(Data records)
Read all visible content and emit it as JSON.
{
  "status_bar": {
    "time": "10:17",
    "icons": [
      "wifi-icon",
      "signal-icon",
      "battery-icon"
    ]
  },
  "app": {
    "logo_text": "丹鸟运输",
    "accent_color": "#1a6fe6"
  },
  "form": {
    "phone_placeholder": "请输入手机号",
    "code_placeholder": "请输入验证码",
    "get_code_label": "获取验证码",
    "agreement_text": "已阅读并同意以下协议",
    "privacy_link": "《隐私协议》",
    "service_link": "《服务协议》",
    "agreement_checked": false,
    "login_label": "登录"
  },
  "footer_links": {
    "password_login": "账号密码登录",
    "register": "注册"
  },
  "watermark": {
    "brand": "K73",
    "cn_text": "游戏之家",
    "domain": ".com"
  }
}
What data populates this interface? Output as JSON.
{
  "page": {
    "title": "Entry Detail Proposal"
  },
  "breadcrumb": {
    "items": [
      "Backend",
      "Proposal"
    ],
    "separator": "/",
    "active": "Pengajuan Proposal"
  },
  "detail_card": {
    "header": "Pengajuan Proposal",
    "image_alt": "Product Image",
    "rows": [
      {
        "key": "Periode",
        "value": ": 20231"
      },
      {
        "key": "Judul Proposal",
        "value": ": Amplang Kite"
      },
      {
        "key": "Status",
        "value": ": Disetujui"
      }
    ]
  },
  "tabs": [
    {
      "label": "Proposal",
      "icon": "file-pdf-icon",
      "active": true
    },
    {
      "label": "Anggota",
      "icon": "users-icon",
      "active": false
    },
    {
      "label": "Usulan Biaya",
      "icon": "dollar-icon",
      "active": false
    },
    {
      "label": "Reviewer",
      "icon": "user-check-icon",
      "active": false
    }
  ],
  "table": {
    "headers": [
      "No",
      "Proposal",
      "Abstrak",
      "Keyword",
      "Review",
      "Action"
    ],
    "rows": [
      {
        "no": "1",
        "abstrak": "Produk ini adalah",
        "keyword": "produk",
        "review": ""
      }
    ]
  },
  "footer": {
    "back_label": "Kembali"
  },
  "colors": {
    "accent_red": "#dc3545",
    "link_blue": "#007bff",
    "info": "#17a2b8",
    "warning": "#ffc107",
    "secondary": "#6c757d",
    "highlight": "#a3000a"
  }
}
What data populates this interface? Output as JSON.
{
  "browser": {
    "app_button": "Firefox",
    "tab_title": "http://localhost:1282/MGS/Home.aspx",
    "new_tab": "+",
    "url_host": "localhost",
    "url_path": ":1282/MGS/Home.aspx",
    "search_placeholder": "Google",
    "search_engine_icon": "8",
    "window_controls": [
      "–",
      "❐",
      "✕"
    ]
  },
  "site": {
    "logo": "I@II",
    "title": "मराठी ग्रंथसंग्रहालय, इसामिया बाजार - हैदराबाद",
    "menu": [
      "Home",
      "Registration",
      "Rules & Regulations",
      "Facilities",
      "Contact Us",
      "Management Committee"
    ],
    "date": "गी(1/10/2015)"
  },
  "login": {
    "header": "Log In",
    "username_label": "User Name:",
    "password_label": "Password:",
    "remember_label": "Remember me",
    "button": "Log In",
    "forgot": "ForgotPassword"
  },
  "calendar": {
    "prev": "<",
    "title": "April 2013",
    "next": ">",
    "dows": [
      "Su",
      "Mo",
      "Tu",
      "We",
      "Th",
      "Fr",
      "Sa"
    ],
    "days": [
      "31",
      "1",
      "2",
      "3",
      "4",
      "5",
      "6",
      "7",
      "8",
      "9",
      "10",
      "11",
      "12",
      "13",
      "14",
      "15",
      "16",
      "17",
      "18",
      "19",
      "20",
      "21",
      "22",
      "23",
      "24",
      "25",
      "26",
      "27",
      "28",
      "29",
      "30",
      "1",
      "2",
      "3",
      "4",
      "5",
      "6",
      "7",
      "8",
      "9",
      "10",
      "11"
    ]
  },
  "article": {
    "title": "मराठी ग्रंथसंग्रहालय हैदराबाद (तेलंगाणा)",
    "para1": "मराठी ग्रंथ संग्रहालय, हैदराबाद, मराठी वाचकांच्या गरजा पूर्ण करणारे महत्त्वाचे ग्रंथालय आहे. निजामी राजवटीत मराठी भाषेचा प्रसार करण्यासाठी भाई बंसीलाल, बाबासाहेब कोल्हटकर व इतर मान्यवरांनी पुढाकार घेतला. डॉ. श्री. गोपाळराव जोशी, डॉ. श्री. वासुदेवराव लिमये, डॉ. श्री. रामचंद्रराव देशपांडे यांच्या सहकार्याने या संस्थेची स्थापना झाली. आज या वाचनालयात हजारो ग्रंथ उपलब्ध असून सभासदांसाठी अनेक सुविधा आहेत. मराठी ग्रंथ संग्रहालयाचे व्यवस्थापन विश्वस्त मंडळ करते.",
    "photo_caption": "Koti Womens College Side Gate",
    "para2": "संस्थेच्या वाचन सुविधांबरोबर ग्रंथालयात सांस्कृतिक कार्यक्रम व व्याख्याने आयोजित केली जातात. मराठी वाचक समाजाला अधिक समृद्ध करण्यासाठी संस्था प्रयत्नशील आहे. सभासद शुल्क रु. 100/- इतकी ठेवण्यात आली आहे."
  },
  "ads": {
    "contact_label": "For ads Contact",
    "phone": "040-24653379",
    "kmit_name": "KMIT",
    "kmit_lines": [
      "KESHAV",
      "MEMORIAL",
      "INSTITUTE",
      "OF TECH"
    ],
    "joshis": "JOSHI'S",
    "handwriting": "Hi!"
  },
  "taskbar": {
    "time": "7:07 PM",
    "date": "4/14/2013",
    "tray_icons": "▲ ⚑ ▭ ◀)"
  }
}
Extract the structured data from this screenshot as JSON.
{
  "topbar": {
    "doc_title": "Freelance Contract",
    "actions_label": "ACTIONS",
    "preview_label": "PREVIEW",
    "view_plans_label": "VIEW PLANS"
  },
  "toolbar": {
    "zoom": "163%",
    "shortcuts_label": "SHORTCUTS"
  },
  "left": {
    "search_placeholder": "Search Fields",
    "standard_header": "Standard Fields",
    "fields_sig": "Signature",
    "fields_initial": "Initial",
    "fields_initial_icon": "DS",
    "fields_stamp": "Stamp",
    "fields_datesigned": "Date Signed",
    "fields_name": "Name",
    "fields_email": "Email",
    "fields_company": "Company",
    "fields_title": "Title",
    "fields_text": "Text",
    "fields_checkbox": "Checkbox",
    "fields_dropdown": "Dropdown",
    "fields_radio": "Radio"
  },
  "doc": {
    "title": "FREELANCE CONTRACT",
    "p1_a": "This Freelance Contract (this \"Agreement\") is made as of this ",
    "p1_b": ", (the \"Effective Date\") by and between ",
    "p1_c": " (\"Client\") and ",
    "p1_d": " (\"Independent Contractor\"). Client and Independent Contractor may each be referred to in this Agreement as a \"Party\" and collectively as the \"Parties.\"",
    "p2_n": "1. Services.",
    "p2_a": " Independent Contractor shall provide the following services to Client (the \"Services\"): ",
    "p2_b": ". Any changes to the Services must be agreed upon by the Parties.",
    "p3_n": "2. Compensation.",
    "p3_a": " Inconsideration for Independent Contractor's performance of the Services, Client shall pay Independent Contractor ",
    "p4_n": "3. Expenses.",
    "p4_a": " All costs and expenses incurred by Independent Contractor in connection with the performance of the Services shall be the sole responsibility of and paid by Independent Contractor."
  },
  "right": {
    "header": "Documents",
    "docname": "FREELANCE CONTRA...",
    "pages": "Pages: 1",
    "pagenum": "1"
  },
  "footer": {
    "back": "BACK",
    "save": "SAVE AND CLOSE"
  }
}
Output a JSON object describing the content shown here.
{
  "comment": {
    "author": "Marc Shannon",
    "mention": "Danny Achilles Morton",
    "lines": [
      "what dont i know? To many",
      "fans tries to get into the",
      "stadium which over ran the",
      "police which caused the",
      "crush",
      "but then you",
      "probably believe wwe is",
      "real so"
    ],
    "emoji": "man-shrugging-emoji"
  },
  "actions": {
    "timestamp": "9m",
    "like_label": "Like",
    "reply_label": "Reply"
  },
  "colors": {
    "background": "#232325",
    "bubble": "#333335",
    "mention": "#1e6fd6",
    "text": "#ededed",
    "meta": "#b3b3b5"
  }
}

The task:
Take every line that includes the string "Home" and copy it.

Worked answer:
    "tab_title": "http://localhost:1282/MGS/Home.aspx",
    "url_path": ":1282/MGS/Home.aspx",
      "Home",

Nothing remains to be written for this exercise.